++++ STORED DATA ++++
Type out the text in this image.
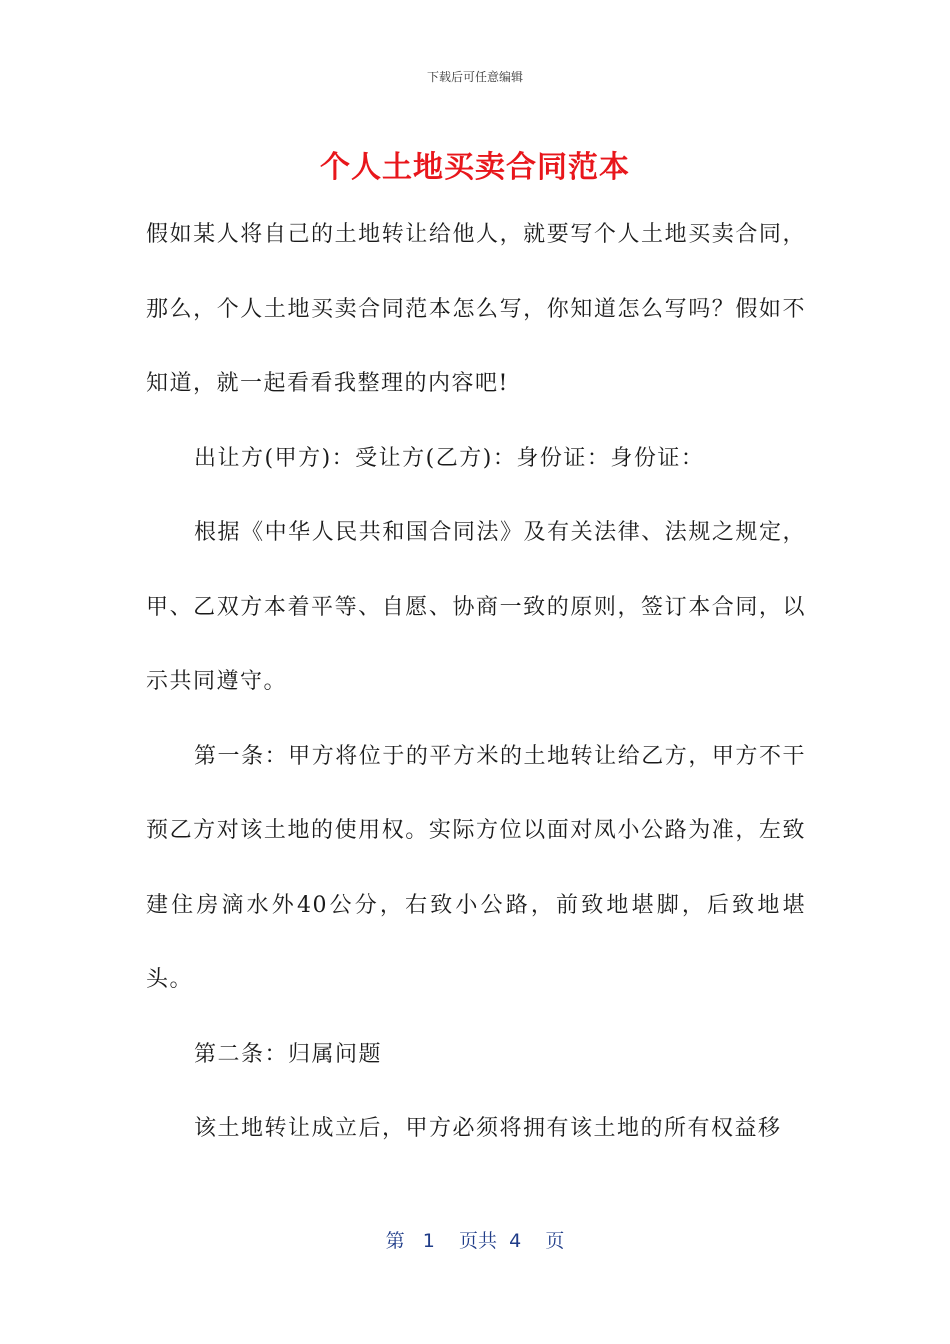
下载后可任意编辑
个人土地买卖合同范本

假如某人将自己的土地转让给他人，就要写个人土地买卖合同，那么，个人土地买卖合同范本怎么写，你知道怎么写吗？假如不知道，就一起看看我整理的内容吧!

出让方(甲方)：受让方(乙方)：身份证：身份证：

根据《中华人民共和国合同法》及有关法律、法规之规定，甲、乙双方本着平等、自愿、协商一致的原则，签订本合同，以示共同遵守。

第一条：甲方将位于的平方米的土地转让给乙方，甲方不干预乙方对该土地的使用权。实际方位以面对凤小公路为准，左致建住房滴水外40公分，右致小公路，前致地堪脚，后致地堪头。

第二条：归属问题

该土地转让成立后，甲方必须将拥有该土地的所有权益移

第 1 页共 4 页
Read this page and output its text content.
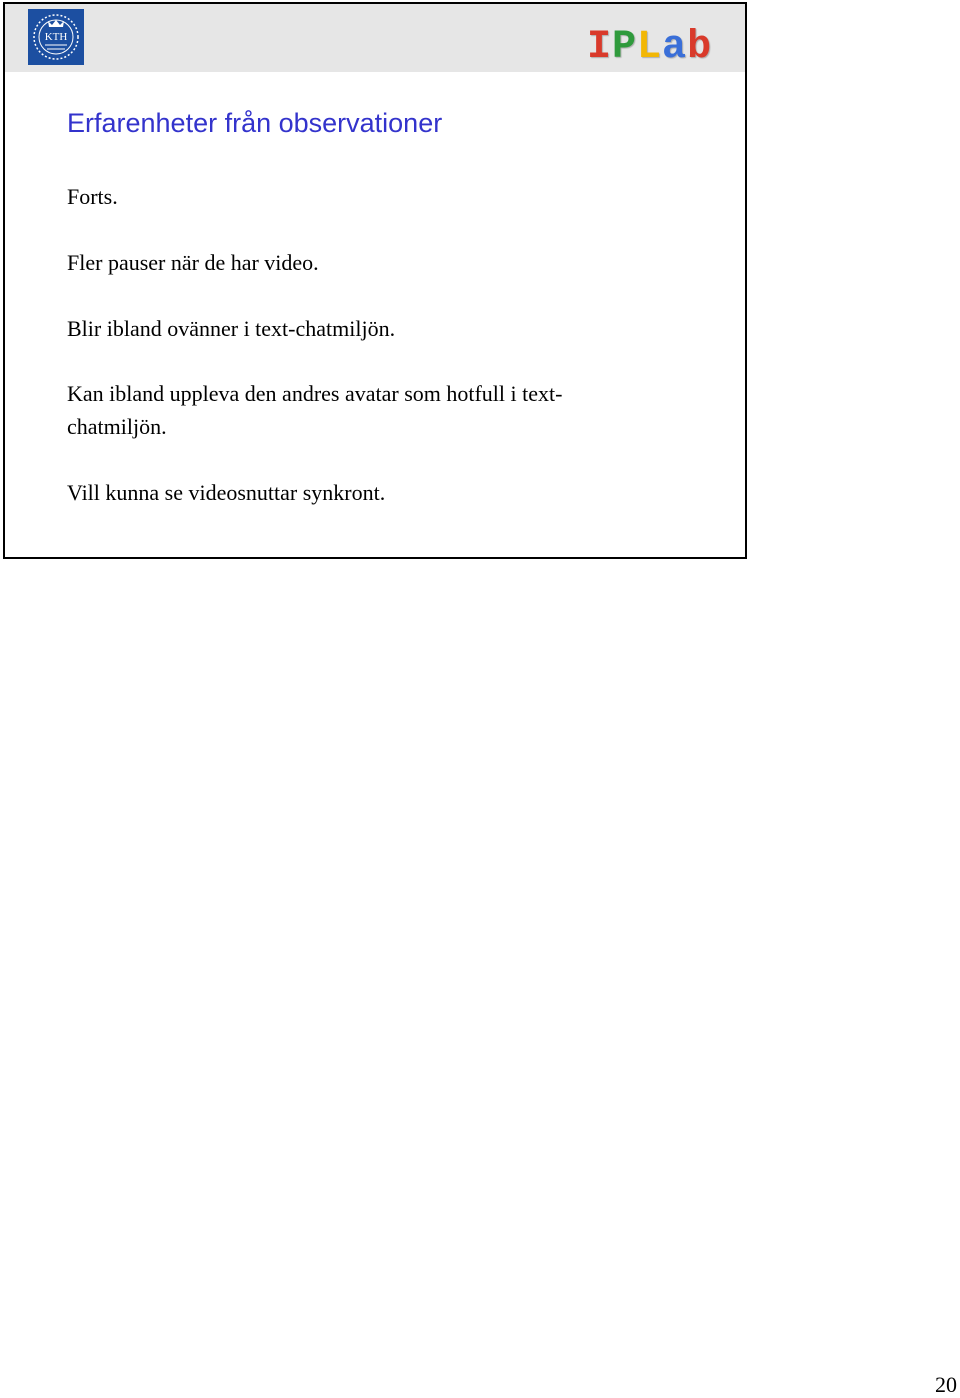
KTH	IPLab
Erfarenheter från observationer

Forts.

Fler pauser när de har video.

Blir ibland ovänner i text-chatmiljön.

Kan ibland uppleva den andres avatar som hotfull i text-chatmiljön.

Vill kunna se videosnuttar synkront.

20
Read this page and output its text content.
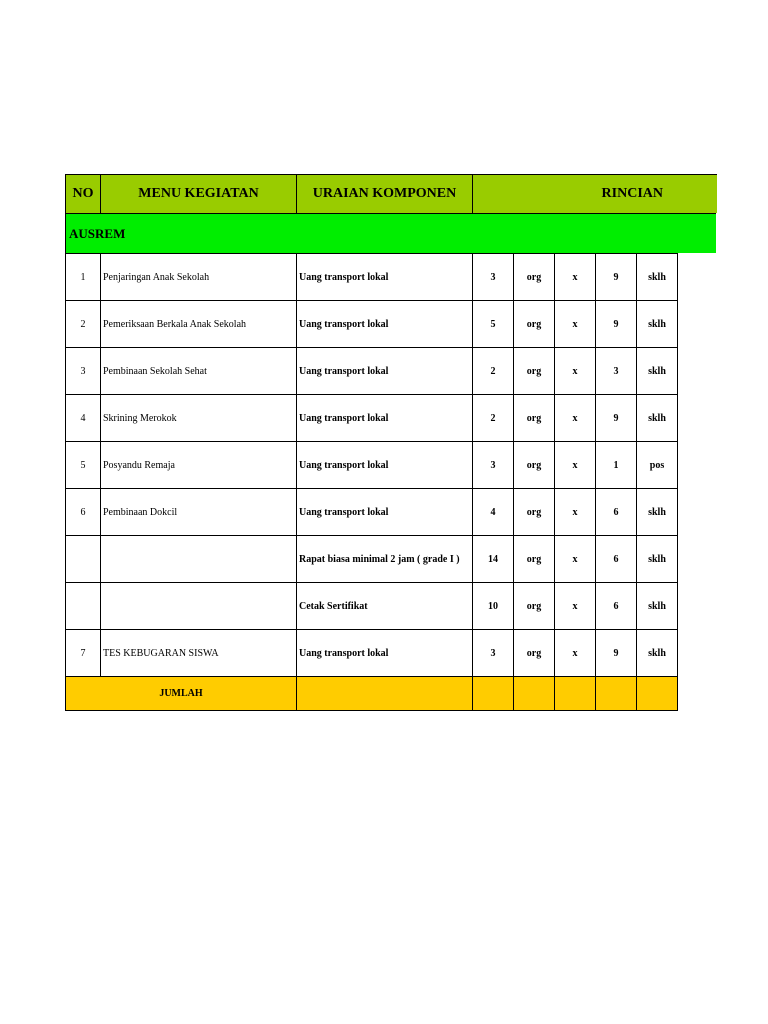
NO	MENU KEGIATAN	URAIAN KOMPONEN	RINCIAN
AUSREM
1	Penjaringan Anak Sekolah	Uang transport lokal	3	org	x	9	sklh
2	Pemeriksaan Berkala Anak Sekolah	Uang transport lokal	5	org	x	9	sklh
3	Pembinaan Sekolah Sehat	Uang transport lokal	2	org	x	3	sklh
4	Skrining Merokok	Uang transport lokal	2	org	x	9	sklh
5	Posyandu Remaja	Uang transport lokal	3	org	x	1	pos
6	Pembinaan Dokcil	Uang transport lokal	4	org	x	6	sklh
		Rapat biasa minimal 2 jam ( grade I )	14	org	x	6	sklh
		Cetak Sertifikat	10	org	x	6	sklh
7	TES KEBUGARAN SISWA	Uang transport lokal	3	org	x	9	sklh
JUMLAH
++++
▸ **WRITTEN REQUEST**:
Find the count of lines in the data above where the string "Uang" occurs. Provide that number alone.

▸ **THE RESPONSE**:
7